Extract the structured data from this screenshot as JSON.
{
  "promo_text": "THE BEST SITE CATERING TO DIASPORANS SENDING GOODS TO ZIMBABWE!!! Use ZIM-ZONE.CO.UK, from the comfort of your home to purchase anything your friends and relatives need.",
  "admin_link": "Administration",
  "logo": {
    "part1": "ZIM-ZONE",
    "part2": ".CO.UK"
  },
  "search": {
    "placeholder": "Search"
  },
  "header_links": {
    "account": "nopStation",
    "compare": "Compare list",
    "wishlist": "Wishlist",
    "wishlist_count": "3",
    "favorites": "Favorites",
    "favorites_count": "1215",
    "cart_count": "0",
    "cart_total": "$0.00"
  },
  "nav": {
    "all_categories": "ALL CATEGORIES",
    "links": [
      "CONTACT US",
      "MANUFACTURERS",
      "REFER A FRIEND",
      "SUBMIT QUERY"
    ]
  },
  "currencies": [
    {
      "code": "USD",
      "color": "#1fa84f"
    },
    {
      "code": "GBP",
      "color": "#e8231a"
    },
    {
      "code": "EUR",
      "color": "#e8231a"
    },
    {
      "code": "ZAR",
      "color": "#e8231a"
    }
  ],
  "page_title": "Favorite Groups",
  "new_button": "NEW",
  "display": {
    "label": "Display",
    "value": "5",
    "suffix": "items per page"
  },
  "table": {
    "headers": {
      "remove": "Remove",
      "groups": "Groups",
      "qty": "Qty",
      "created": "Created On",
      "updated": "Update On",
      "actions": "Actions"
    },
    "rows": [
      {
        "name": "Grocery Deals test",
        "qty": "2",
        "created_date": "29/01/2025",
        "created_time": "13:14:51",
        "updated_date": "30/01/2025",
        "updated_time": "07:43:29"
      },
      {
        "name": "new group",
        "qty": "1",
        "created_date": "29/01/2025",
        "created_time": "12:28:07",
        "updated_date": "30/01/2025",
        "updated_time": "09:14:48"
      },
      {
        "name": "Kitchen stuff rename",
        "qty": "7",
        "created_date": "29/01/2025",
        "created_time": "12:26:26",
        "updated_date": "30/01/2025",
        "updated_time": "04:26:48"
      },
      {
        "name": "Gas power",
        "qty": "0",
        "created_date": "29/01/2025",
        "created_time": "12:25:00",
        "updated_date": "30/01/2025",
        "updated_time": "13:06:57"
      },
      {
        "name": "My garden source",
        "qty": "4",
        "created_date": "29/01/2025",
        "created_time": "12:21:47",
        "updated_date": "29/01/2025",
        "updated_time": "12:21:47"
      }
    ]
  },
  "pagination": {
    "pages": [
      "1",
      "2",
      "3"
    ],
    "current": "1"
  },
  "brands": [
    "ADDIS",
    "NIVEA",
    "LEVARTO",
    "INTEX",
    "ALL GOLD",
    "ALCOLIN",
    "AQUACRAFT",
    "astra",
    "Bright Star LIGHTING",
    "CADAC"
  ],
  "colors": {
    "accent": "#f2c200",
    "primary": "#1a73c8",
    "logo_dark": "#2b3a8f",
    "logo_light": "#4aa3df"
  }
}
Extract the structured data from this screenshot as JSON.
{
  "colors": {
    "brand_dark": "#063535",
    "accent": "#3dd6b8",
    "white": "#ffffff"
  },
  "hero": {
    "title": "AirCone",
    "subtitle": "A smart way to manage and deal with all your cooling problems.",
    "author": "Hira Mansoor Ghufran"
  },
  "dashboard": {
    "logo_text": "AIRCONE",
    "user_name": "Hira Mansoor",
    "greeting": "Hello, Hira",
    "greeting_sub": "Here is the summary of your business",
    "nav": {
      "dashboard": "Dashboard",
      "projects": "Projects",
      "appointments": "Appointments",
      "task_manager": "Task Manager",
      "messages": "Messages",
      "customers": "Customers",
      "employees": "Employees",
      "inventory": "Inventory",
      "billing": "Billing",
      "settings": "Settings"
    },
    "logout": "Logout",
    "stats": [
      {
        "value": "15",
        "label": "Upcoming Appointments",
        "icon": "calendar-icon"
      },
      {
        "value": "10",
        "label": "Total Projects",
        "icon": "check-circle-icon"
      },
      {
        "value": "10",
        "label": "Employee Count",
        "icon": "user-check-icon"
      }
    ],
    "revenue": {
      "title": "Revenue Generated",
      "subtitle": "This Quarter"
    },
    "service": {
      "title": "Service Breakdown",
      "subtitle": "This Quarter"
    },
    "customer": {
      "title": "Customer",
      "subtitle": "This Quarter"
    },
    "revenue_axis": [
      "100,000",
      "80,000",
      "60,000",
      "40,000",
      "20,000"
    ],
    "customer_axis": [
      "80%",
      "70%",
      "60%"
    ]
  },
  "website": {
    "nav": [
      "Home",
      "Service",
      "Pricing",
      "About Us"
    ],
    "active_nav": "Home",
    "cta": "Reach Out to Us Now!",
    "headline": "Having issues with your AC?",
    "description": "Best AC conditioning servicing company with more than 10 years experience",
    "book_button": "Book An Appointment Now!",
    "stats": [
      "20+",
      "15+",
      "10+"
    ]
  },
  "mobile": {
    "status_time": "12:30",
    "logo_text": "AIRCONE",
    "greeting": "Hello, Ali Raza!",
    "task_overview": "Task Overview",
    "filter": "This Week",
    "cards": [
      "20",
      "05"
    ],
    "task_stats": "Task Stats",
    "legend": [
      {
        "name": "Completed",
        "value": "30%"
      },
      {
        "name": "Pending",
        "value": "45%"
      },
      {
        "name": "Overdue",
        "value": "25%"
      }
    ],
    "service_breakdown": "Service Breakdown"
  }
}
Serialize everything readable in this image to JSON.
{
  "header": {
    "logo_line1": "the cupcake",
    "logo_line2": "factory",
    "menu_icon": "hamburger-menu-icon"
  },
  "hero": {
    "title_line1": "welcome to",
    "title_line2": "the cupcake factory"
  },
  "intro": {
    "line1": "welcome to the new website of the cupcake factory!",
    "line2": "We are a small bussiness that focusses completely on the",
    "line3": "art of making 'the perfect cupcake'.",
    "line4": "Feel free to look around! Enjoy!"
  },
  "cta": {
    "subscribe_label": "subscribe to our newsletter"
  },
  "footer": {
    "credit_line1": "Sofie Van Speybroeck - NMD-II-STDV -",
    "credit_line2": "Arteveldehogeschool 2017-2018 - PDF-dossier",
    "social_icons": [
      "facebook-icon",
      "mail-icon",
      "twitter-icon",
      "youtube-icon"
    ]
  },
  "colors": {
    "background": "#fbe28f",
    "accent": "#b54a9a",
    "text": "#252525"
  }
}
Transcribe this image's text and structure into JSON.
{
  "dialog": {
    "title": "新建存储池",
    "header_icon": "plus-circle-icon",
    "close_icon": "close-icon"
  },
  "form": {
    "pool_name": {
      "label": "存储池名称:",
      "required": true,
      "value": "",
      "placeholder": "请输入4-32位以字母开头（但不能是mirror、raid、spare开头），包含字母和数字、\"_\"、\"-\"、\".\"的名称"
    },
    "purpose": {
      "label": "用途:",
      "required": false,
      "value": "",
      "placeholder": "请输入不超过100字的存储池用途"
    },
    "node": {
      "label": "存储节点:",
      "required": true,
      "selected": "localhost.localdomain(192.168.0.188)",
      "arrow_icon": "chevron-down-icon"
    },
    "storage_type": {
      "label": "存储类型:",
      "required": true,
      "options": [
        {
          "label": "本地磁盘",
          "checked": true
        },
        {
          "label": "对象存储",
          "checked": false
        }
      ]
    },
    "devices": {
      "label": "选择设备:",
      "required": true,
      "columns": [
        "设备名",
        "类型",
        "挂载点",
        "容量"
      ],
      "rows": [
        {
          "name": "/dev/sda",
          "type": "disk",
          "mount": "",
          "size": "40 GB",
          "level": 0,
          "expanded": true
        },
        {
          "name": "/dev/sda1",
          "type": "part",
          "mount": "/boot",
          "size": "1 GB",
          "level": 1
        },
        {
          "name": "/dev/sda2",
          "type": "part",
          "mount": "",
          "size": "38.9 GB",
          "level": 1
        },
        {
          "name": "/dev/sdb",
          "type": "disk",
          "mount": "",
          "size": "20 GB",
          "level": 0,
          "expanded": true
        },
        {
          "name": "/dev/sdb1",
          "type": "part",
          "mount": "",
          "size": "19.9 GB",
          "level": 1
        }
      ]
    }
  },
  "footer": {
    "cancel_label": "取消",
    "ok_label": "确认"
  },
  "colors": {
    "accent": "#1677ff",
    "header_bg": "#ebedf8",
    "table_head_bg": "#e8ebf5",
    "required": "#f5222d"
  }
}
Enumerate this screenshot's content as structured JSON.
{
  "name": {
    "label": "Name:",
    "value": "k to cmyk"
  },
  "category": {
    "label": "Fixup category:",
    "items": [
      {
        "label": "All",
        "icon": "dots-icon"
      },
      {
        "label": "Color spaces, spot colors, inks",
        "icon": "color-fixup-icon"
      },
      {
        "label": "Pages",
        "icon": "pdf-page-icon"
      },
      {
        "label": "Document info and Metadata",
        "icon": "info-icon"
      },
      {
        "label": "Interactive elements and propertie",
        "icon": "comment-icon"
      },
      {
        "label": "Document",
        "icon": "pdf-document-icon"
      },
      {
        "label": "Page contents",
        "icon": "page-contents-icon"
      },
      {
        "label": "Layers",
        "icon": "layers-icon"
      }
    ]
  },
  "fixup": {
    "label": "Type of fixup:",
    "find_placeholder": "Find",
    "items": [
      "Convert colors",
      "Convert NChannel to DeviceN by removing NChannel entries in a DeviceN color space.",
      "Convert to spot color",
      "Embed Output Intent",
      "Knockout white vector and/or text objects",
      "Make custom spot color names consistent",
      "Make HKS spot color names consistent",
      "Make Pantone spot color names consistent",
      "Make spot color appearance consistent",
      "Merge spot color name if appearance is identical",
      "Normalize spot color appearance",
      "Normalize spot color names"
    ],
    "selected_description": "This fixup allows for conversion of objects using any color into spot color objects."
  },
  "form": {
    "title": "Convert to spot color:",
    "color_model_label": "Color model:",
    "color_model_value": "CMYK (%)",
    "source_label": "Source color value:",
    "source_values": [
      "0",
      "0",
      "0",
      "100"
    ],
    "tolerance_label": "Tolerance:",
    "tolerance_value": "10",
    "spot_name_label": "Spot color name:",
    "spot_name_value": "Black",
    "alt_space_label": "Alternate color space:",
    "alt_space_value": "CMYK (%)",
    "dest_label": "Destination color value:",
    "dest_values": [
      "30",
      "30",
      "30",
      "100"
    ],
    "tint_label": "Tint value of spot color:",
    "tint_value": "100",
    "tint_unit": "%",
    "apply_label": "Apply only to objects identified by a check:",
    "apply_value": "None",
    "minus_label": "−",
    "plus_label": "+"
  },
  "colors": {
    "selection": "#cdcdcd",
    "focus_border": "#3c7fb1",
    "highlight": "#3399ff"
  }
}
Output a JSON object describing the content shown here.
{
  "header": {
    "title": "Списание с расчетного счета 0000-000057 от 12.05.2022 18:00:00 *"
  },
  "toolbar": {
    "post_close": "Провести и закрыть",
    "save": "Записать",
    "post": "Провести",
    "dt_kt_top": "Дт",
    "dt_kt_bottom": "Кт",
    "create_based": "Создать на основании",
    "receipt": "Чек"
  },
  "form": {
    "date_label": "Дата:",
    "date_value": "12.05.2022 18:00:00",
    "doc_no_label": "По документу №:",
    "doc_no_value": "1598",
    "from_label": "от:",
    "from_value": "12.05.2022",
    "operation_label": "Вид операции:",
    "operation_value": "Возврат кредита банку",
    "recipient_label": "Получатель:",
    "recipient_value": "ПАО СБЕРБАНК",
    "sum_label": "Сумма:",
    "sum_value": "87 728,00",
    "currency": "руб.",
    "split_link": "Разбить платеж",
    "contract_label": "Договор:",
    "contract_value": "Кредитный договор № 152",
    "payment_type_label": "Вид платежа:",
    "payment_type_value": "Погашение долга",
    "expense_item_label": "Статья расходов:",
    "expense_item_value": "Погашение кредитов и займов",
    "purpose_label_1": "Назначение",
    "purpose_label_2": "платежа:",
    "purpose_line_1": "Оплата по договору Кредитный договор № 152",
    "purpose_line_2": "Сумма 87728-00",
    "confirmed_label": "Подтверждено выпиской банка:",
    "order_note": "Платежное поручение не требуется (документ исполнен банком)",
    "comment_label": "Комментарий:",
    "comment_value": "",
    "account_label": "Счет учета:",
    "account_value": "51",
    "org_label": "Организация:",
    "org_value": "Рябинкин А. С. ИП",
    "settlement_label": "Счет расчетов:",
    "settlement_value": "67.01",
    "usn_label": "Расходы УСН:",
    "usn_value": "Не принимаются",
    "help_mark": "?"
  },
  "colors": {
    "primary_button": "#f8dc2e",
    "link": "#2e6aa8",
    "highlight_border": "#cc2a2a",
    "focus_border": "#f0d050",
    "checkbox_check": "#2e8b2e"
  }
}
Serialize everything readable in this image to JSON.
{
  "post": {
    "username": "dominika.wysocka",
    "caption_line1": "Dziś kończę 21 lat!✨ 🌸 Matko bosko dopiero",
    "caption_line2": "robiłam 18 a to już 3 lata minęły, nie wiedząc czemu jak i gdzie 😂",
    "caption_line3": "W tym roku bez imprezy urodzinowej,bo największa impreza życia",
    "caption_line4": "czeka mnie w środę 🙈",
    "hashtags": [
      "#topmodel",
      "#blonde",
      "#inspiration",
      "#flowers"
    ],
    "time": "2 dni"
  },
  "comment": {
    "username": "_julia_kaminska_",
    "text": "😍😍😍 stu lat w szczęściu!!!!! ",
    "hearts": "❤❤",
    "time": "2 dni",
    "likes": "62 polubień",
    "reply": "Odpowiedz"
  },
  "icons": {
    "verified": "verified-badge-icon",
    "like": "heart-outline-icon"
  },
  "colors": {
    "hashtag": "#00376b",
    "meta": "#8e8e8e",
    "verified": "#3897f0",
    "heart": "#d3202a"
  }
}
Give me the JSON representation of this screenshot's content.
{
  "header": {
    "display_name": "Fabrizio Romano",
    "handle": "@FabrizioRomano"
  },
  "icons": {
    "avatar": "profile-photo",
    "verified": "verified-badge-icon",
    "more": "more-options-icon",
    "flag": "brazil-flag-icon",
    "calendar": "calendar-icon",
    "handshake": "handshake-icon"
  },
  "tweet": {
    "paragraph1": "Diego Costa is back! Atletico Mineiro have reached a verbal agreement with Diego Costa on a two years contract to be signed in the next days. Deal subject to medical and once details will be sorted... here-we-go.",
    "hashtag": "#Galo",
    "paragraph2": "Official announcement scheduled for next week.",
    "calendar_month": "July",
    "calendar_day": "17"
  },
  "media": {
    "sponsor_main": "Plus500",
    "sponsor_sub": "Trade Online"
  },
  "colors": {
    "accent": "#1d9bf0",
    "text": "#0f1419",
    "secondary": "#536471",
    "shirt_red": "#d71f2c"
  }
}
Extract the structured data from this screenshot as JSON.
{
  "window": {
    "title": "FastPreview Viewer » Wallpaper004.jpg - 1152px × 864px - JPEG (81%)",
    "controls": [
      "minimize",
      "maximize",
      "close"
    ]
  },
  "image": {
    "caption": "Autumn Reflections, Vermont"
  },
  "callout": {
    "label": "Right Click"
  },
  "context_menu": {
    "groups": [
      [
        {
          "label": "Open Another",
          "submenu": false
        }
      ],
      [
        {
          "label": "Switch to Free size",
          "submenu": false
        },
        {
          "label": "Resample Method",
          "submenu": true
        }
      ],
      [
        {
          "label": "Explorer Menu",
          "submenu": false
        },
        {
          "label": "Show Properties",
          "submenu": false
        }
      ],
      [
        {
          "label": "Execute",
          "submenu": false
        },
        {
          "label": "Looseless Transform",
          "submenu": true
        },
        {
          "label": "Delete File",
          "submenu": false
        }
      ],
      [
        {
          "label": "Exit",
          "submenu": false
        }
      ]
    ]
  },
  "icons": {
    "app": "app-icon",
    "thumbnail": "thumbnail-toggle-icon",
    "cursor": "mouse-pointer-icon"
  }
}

####################

_Stated task_: Show every line that contains the word "Mansoor".

_Complete output_:
    "author": "Hira Mansoor Ghufran"
    "user_name": "Hira Mansoor",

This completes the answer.